(Records for this task):
......
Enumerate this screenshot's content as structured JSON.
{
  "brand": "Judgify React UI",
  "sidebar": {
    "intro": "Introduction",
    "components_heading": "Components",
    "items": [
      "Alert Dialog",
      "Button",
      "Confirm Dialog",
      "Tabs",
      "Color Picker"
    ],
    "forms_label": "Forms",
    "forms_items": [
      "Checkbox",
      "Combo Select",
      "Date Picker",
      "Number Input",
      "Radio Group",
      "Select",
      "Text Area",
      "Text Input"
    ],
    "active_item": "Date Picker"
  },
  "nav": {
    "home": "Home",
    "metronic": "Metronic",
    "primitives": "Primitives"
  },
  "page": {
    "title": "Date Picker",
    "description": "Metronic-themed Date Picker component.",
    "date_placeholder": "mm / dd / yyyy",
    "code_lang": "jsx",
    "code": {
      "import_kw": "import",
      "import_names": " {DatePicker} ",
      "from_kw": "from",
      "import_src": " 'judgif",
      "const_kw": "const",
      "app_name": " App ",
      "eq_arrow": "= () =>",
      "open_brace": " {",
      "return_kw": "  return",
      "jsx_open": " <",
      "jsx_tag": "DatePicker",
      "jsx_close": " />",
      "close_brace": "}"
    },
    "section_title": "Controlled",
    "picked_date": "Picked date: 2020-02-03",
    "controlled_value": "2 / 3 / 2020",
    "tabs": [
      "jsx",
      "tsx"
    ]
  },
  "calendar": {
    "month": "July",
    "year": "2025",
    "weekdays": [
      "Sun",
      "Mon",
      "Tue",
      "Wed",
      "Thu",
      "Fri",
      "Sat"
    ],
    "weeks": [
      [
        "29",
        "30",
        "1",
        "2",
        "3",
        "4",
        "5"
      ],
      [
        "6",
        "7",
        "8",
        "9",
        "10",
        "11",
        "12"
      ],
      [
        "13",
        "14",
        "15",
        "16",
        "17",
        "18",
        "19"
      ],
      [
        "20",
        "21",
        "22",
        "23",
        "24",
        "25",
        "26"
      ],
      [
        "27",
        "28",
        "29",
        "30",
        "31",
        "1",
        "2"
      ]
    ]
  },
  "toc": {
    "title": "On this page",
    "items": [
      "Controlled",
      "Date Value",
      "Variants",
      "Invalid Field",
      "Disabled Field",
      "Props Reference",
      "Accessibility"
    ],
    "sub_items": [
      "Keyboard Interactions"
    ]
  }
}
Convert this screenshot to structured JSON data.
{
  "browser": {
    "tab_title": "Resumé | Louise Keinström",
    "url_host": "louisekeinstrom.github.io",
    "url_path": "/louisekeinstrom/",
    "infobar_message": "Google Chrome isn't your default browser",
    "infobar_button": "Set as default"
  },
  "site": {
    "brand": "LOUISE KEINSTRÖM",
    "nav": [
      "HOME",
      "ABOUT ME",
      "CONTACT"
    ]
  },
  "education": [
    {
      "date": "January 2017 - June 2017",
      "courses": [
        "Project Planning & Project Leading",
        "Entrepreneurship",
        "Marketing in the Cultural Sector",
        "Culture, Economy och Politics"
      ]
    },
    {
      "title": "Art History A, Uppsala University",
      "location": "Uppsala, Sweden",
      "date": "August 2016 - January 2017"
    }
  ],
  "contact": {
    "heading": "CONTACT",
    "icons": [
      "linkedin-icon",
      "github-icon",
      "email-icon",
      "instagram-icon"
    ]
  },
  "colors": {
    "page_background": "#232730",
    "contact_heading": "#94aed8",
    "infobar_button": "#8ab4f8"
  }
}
......
(Set problem): Read the entries and show each line that mentions "Metronic".

(Solved problem):
    "metronic": "Metronic",
    "description": "Metronic-themed Date Picker component.",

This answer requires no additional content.